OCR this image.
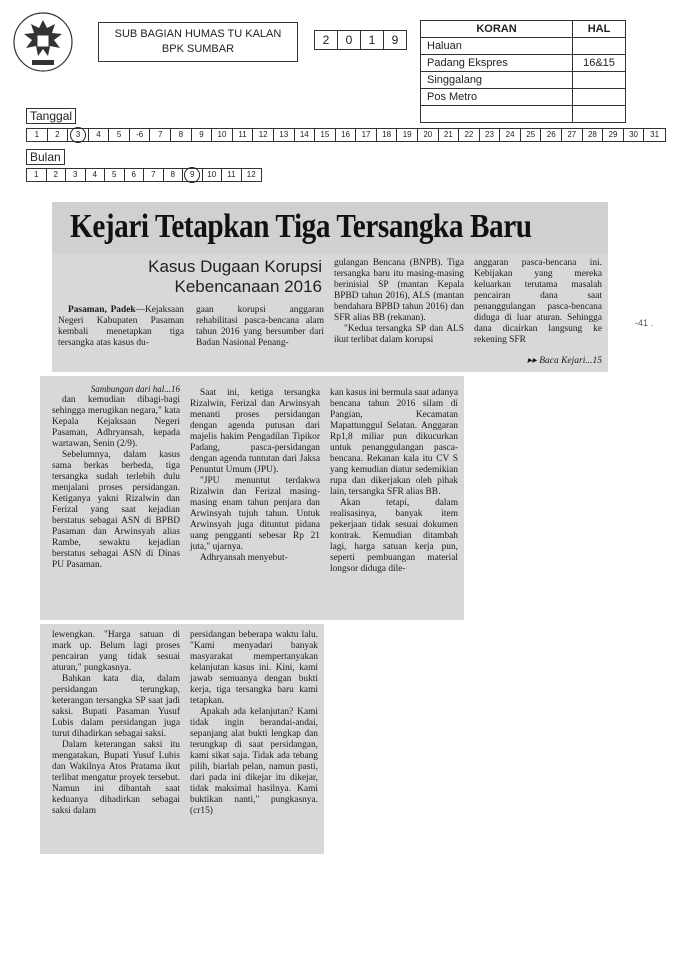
SUB BAGIAN HUMAS TU KALAN
BPK SUMBAR
2	0	1	9
KORAN	HAL
Haluan	
Padang Ekspres	16&15
Singgalang	
Pos Metro	

Tanggal
1	2	3	4	5	-6	7	8	9	10	11	12	13	14	15	16	17	18	19	20	21	22	23	24	25	26	27	28	29	30	31
Bulan
1	2	3	4	5	6	7	8	9	10	11	12
Kejari Tetapkan Tiga Tersangka Baru
Kasus Dugaan Korupsi
Kebencanaan 2016

Pasaman, Padek—Kejaksaan Negeri Kabupaten Pasaman kembali menetapkan tiga tersangka atas kasus du-

gaan korupsi anggaran rehabilitasi pasca-bencana alam tahun 2016 yang bersumber dari Badan Nasional Penang-

gulangan Bencana (BNPB). Tiga tersangka baru itu masing-masing berinisial SP (mantan Kepala BPBD tahun 2016), ALS (mantan bendahara BPBD tahun 2016) dan SFR alias BB (rekanan).

"Kedua tersangka SP dan ALS ikut terlibat dalam korupsi

anggaran pasca-bencana ini. Kebijakan yang mereka keluarkan terutama masalah pencairan dana saat penanggulangan pasca-bencana diduga di luar aturan. Sehingga dana dicairkan langsung ke rekening SFR

▸▸ Baca Kejari...15

-41 .

Sambungan dari hal...16

dan kemudian dibagi-bagi sehingga merugikan negara," kata Kepala Kejaksaan Negeri Pasaman, Adhryansah, kepada wartawan, Senin (2/9).

Sebelumnya, dalam kasus sama berkas berbeda, tiga tersangka sudah terlebih dulu menjalani proses persidangan. Ketiganya yakni Rizalwin dan Ferizal yang saat kejadian berstatus sebagai ASN di BPBD Pasaman dan Arwinsyah alias Rambe, sewaktu kejadian berstatus sebagai ASN di Dinas PU Pasaman.

Saat ini, ketiga tersangka Rizalwin, Ferizal dan Arwinsyah menanti proses persidangan dengan agenda putusan dari majelis hakim Pengadilan Tipikor Padang, pasca-persidangan dengan agenda tuntutan dari Jaksa Penuntut Umum (JPU).

"JPU menuntut terdakwa Rizalwin dan Ferizal masing-masing enam tahun penjara dan Arwinsyah tujuh tahun. Untuk Arwinsyah juga dituntut pidana uang pengganti sebesar Rp 21 juta," ujarnya.

Adhryansah menyebut-

kan kasus ini bermula saat adanya bencana tahun 2016 silam di Pangian, Kecamatan Mapattunggul Selatan. Anggaran Rp1,8 miliar pun dikucurkan untuk penanggulangan pasca-bencana. Rekanan kala itu CV S yang kemudian diatur sedemikian rupa dan dikerjakan oleh pihak lain, tersangka SFR alias BB.

Akan tetapi, dalam realisasinya, banyak item pekerjaan tidak sesuai dokumen kontrak. Kemudian ditambah lagi, harga satuan kerja pun, seperti pembuangan material longsor diduga dile-

lewengkan. "Harga satuan di mark up. Belum lagi proses pencairan yang tidak sesuai aturan," pungkasnya.

Bahkan kata dia, dalam persidangan terungkap, keterangan tersangka SP saat jadi saksi. Bupati Pasaman Yusuf Lubis dalam persidangan juga turut dihadirkan sebagai saksi.

Dalam keterangan saksi itu mengatakan, Bupati Yusuf Lubis dan Wakilnya Atos Pratama ikut terlibat mengatur proyek tersebut. Namun ini dibantah saat keduanya dihadirkan sebagai saksi dalam

persidangan beberapa waktu lalu. "Kami menyadari banyak masyarakat mempertanyakan kelanjutan kasus ini. Kini, kami jawab semuanya dengan bukti kerja, tiga tersangka baru kami tetapkan.

Apakah ada kelanjutan? Kami tidak ingin berandai-andai, sepanjang alat bukti lengkap dan terungkap di saat persidangan, kami sikat saja. Tidak ada tebang pilih, biarlah pelan, namun pasti, dari pada ini dikejar itu dikejar, tidak maksimal hasilnya. Kami buktikan nanti," pungkasnya. (cr15)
• • • • • • •
Every entry above needs to be retyped exactly; drop the pictures.

OCR this image.
SUB BAGIAN HUMAS TU KALAN
BPK SUMBAR
2	0	1	9
KORAN	HAL
Haluan	
Padang Ekspres	16&15
Singgalang	
Pos Metro	

Tanggal
1	2	3	4	5	-6	7	8	9	10	11	12	13	14	15	16	17	18	19	20	21	22	23	24	25	26	27	28	29	30	31
Bulan
1	2	3	4	5	6	7	8	9	10	11	12
Kejari Tetapkan Tiga Tersangka Baru
Kasus Dugaan Korupsi
Kebencanaan 2016

Pasaman, Padek—Kejaksaan Negeri Kabupaten Pasaman kembali menetapkan tiga tersangka atas kasus du-

gaan korupsi anggaran rehabilitasi pasca-bencana alam tahun 2016 yang bersumber dari Badan Nasional Penang-

gulangan Bencana (BNPB). Tiga tersangka baru itu masing-masing berinisial SP (mantan Kepala BPBD tahun 2016), ALS (mantan bendahara BPBD tahun 2016) dan SFR alias BB (rekanan).

"Kedua tersangka SP dan ALS ikut terlibat dalam korupsi

anggaran pasca-bencana ini. Kebijakan yang mereka keluarkan terutama masalah pencairan dana saat penanggulangan pasca-bencana diduga di luar aturan. Sehingga dana dicairkan langsung ke rekening SFR

▸▸ Baca Kejari...15

-41 .

Sambungan dari hal...16

dan kemudian dibagi-bagi sehingga merugikan negara," kata Kepala Kejaksaan Negeri Pasaman, Adhryansah, kepada wartawan, Senin (2/9).

Sebelumnya, dalam kasus sama berkas berbeda, tiga tersangka sudah terlebih dulu menjalani proses persidangan. Ketiganya yakni Rizalwin dan Ferizal yang saat kejadian berstatus sebagai ASN di BPBD Pasaman dan Arwinsyah alias Rambe, sewaktu kejadian berstatus sebagai ASN di Dinas PU Pasaman.

Saat ini, ketiga tersangka Rizalwin, Ferizal dan Arwinsyah menanti proses persidangan dengan agenda putusan dari majelis hakim Pengadilan Tipikor Padang, pasca-persidangan dengan agenda tuntutan dari Jaksa Penuntut Umum (JPU).

"JPU menuntut terdakwa Rizalwin dan Ferizal masing-masing enam tahun penjara dan Arwinsyah tujuh tahun. Untuk Arwinsyah juga dituntut pidana uang pengganti sebesar Rp 21 juta," ujarnya.

Adhryansah menyebut-

kan kasus ini bermula saat adanya bencana tahun 2016 silam di Pangian, Kecamatan Mapattunggul Selatan. Anggaran Rp1,8 miliar pun dikucurkan untuk penanggulangan pasca-bencana. Rekanan kala itu CV S yang kemudian diatur sedemikian rupa dan dikerjakan oleh pihak lain, tersangka SFR alias BB.

Akan tetapi, dalam realisasinya, banyak item pekerjaan tidak sesuai dokumen kontrak. Kemudian ditambah lagi, harga satuan kerja pun, seperti pembuangan material longsor diduga dile-

lewengkan. "Harga satuan di mark up. Belum lagi proses pencairan yang tidak sesuai aturan," pungkasnya.

Bahkan kata dia, dalam persidangan terungkap, keterangan tersangka SP saat jadi saksi. Bupati Pasaman Yusuf Lubis dalam persidangan juga turut dihadirkan sebagai saksi.

Dalam keterangan saksi itu mengatakan, Bupati Yusuf Lubis dan Wakilnya Atos Pratama ikut terlibat mengatur proyek tersebut. Namun ini dibantah saat keduanya dihadirkan sebagai saksi dalam

persidangan beberapa waktu lalu. "Kami menyadari banyak masyarakat mempertanyakan kelanjutan kasus ini. Kini, kami jawab semuanya dengan bukti kerja, tiga tersangka baru kami tetapkan.

Apakah ada kelanjutan? Kami tidak ingin berandai-andai, sepanjang alat bukti lengkap dan terungkap di saat persidangan, kami sikat saja. Tidak ada tebang pilih, biarlah pelan, namun pasti, dari pada ini dikejar itu dikejar, tidak maksimal hasilnya. Kami buktikan nanti," pungkasnya. (cr15)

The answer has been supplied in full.